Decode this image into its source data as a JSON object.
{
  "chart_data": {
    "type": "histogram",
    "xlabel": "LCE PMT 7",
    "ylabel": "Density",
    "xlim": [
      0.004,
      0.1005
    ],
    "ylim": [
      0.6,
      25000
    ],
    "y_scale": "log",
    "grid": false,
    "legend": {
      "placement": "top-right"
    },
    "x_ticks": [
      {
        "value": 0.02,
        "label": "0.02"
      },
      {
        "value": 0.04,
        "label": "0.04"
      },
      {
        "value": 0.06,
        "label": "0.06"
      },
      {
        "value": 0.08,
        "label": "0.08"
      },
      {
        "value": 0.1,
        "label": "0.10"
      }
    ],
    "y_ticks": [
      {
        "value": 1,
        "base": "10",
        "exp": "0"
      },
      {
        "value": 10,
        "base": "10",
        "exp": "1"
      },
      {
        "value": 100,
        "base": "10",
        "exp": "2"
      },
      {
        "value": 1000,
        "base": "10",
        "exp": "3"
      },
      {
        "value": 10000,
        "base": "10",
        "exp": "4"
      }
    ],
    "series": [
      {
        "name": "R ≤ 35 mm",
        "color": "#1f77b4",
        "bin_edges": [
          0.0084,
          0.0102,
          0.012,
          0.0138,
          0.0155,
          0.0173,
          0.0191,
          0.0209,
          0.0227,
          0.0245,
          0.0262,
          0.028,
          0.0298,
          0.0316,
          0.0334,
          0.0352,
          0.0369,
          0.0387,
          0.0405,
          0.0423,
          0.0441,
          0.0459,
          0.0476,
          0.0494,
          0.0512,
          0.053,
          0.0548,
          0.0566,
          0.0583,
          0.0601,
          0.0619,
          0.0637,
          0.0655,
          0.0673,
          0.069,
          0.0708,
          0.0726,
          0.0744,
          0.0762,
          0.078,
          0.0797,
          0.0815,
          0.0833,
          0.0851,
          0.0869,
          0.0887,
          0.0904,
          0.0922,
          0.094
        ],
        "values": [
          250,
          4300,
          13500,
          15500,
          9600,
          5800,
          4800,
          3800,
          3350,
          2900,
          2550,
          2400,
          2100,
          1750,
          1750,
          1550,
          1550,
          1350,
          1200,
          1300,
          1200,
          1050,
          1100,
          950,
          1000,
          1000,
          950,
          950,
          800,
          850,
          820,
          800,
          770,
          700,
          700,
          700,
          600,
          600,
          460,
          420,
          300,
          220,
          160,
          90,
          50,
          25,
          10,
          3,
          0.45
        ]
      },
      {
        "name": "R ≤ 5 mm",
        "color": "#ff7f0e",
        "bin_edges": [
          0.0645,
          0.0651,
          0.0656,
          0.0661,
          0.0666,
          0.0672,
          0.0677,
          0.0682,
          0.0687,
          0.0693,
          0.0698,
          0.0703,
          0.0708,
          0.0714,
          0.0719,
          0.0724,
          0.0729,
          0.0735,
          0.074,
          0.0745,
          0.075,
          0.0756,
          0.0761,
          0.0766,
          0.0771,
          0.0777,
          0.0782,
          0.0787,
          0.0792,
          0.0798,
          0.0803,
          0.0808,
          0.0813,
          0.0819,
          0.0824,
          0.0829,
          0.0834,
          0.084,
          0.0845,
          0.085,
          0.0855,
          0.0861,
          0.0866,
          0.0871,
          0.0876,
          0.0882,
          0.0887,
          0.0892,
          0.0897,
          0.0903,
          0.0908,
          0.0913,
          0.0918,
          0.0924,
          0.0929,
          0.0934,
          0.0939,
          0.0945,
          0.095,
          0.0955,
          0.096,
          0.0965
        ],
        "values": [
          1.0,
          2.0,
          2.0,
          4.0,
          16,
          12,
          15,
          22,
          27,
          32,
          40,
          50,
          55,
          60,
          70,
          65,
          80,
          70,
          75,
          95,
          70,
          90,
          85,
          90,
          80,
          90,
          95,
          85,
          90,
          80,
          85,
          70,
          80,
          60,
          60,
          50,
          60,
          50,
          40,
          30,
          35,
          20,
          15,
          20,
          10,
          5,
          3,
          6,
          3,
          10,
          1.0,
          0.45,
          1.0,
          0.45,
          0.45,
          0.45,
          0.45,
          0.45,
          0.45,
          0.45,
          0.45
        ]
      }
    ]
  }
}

- [EXERCISE REQUIREMENTS]
Extract each entry in full and write it down exactly.

- [TASK RESULT]
Decode this image into its source data as a JSON object.
{
  "chart_data": {
    "type": "histogram",
    "xlabel": "LCE PMT 7",
    "ylabel": "Density",
    "xlim": [
      0.004,
      0.1005
    ],
    "ylim": [
      0.6,
      25000
    ],
    "y_scale": "log",
    "grid": false,
    "legend": {
      "placement": "top-right"
    },
    "x_ticks": [
      {
        "value": 0.02,
        "label": "0.02"
      },
      {
        "value": 0.04,
        "label": "0.04"
      },
      {
        "value": 0.06,
        "label": "0.06"
      },
      {
        "value": 0.08,
        "label": "0.08"
      },
      {
        "value": 0.1,
        "label": "0.10"
      }
    ],
    "y_ticks": [
      {
        "value": 1,
        "base": "10",
        "exp": "0"
      },
      {
        "value": 10,
        "base": "10",
        "exp": "1"
      },
      {
        "value": 100,
        "base": "10",
        "exp": "2"
      },
      {
        "value": 1000,
        "base": "10",
        "exp": "3"
      },
      {
        "value": 10000,
        "base": "10",
        "exp": "4"
      }
    ],
    "series": [
      {
        "name": "R ≤ 35 mm",
        "color": "#1f77b4",
        "bin_edges": [
          0.0084,
          0.0102,
          0.012,
          0.0138,
          0.0155,
          0.0173,
          0.0191,
          0.0209,
          0.0227,
          0.0245,
          0.0262,
          0.028,
          0.0298,
          0.0316,
          0.0334,
          0.0352,
          0.0369,
          0.0387,
          0.0405,
          0.0423,
          0.0441,
          0.0459,
          0.0476,
          0.0494,
          0.0512,
          0.053,
          0.0548,
          0.0566,
          0.0583,
          0.0601,
          0.0619,
          0.0637,
          0.0655,
          0.0673,
          0.069,
          0.0708,
          0.0726,
          0.0744,
          0.0762,
          0.078,
          0.0797,
          0.0815,
          0.0833,
          0.0851,
          0.0869,
          0.0887,
          0.0904,
          0.0922,
          0.094
        ],
        "values": [
          250,
          4300,
          13500,
          15500,
          9600,
          5800,
          4800,
          3800,
          3350,
          2900,
          2550,
          2400,
          2100,
          1750,
          1750,
          1550,
          1550,
          1350,
          1200,
          1300,
          1200,
          1050,
          1100,
          950,
          1000,
          1000,
          950,
          950,
          800,
          850,
          820,
          800,
          770,
          700,
          700,
          700,
          600,
          600,
          460,
          420,
          300,
          220,
          160,
          90,
          50,
          25,
          10,
          3,
          0.45
        ]
      },
      {
        "name": "R ≤ 5 mm",
        "color": "#ff7f0e",
        "bin_edges": [
          0.0645,
          0.0651,
          0.0656,
          0.0661,
          0.0666,
          0.0672,
          0.0677,
          0.0682,
          0.0687,
          0.0693,
          0.0698,
          0.0703,
          0.0708,
          0.0714,
          0.0719,
          0.0724,
          0.0729,
          0.0735,
          0.074,
          0.0745,
          0.075,
          0.0756,
          0.0761,
          0.0766,
          0.0771,
          0.0777,
          0.0782,
          0.0787,
          0.0792,
          0.0798,
          0.0803,
          0.0808,
          0.0813,
          0.0819,
          0.0824,
          0.0829,
          0.0834,
          0.084,
          0.0845,
          0.085,
          0.0855,
          0.0861,
          0.0866,
          0.0871,
          0.0876,
          0.0882,
          0.0887,
          0.0892,
          0.0897,
          0.0903,
          0.0908,
          0.0913,
          0.0918,
          0.0924,
          0.0929,
          0.0934,
          0.0939,
          0.0945,
          0.095,
          0.0955,
          0.096,
          0.0965
        ],
        "values": [
          1.0,
          2.0,
          2.0,
          4.0,
          16,
          12,
          15,
          22,
          27,
          32,
          40,
          50,
          55,
          60,
          70,
          65,
          80,
          70,
          75,
          95,
          70,
          90,
          85,
          90,
          80,
          90,
          95,
          85,
          90,
          80,
          85,
          70,
          80,
          60,
          60,
          50,
          60,
          50,
          40,
          30,
          35,
          20,
          15,
          20,
          10,
          5,
          3,
          6,
          3,
          10,
          1.0,
          0.45,
          1.0,
          0.45,
          0.45,
          0.45,
          0.45,
          0.45,
          0.45,
          0.45,
          0.45
        ]
      }
    ]
  }
}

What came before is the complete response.